RAW DATA:
□ □ □ □ □ □ □

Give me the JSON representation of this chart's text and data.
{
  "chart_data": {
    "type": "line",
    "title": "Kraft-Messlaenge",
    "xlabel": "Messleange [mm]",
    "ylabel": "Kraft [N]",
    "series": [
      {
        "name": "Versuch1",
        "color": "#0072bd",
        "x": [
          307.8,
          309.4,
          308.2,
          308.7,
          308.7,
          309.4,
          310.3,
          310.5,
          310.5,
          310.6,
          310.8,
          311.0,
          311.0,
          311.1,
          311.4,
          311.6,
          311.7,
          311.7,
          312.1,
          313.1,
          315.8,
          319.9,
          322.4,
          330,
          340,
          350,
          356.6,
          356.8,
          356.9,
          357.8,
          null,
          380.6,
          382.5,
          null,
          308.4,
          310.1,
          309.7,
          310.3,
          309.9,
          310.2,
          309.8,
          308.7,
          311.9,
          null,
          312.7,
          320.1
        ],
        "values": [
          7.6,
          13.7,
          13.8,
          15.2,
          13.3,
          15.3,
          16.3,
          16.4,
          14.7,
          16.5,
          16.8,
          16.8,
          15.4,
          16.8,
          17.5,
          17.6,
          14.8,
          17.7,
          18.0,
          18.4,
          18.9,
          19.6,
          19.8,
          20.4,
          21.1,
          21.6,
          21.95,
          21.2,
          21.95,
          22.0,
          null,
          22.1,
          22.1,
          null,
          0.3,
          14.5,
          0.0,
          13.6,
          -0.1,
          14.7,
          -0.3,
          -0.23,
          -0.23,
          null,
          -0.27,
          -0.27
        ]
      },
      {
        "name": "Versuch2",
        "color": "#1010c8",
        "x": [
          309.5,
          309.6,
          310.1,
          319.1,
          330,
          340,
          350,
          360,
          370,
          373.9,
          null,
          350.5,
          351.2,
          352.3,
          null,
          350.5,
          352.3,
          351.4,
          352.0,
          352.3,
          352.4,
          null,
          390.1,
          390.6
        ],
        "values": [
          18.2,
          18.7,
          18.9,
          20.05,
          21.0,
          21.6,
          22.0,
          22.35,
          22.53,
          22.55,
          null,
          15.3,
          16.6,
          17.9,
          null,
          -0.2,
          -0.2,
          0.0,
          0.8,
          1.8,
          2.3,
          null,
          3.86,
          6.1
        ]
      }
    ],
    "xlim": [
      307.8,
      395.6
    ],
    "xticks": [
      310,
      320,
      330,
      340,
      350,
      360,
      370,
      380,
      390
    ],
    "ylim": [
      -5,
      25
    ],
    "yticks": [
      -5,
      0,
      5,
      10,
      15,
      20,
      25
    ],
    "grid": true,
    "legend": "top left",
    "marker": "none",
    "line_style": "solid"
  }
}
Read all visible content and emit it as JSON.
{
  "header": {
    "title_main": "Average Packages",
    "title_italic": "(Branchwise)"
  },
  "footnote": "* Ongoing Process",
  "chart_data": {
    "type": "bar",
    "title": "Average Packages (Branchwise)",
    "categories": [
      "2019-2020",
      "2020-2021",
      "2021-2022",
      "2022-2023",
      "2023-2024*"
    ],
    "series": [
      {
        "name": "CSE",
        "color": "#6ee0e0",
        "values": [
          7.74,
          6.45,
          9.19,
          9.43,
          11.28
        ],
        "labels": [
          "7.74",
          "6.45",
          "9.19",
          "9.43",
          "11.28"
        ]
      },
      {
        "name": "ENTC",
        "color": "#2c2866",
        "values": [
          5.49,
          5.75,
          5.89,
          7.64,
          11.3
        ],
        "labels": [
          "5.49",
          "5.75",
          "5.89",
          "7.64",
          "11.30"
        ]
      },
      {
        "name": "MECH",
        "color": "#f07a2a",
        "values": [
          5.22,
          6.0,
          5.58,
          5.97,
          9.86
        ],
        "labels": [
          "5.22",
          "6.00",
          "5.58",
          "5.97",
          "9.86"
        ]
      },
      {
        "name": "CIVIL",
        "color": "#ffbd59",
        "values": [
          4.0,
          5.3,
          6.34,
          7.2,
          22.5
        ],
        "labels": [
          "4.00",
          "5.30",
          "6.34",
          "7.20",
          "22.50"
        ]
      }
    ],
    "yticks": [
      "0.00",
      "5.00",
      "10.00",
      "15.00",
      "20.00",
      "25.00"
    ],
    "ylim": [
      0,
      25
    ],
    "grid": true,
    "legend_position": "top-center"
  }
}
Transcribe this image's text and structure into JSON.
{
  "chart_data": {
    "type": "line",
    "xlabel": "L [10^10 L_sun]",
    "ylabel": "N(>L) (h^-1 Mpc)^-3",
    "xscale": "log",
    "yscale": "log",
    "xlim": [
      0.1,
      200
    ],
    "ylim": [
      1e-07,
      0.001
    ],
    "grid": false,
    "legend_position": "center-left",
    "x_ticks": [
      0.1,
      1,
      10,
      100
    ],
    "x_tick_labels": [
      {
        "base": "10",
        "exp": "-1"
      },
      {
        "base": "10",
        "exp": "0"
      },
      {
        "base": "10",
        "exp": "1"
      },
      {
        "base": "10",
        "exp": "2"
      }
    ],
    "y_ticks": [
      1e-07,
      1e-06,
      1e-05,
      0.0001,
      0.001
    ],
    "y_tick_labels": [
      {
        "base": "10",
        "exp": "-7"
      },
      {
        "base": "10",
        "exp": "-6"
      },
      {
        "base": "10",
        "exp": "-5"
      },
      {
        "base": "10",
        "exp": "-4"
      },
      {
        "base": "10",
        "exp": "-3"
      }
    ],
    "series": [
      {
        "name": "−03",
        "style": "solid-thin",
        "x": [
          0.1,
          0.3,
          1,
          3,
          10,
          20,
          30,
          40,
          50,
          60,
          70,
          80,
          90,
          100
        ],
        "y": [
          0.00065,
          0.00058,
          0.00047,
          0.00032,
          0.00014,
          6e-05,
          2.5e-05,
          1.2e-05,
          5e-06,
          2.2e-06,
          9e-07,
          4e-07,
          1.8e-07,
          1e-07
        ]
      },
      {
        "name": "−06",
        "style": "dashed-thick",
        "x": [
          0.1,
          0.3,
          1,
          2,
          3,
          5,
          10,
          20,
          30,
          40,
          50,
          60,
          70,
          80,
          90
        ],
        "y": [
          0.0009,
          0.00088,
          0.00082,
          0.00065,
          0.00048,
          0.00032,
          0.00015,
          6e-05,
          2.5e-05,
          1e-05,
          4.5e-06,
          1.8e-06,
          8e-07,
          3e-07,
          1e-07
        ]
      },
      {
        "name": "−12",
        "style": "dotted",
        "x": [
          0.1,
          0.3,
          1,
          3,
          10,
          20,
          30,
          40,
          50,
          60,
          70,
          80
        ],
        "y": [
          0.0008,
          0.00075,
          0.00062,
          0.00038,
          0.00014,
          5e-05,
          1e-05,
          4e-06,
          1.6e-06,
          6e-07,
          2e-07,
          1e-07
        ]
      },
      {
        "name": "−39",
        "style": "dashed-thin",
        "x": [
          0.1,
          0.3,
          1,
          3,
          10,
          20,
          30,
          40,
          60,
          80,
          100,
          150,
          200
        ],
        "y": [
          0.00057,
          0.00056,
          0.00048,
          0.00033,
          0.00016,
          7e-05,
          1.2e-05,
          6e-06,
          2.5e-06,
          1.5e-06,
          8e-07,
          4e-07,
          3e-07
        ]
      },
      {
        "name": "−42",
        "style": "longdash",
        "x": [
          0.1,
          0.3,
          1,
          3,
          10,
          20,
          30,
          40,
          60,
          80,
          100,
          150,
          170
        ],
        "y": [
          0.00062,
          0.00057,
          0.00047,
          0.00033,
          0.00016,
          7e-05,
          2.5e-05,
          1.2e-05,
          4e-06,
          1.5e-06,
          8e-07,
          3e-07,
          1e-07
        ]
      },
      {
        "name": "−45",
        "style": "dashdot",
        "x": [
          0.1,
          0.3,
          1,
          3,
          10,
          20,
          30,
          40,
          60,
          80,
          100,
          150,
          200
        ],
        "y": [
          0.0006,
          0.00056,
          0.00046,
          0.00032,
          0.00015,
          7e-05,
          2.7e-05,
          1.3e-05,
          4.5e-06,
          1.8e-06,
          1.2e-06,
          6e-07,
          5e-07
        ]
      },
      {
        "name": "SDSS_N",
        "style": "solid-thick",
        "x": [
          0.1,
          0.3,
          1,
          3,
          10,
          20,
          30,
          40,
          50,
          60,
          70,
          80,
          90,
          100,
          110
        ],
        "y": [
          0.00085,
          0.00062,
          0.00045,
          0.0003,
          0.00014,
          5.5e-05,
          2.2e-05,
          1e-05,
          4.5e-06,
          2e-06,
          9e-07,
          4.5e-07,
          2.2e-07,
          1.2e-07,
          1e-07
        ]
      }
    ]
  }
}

□ □ □ □ □ □ □

Nothing but a number is needed here: how many lines hold the string "left"?

2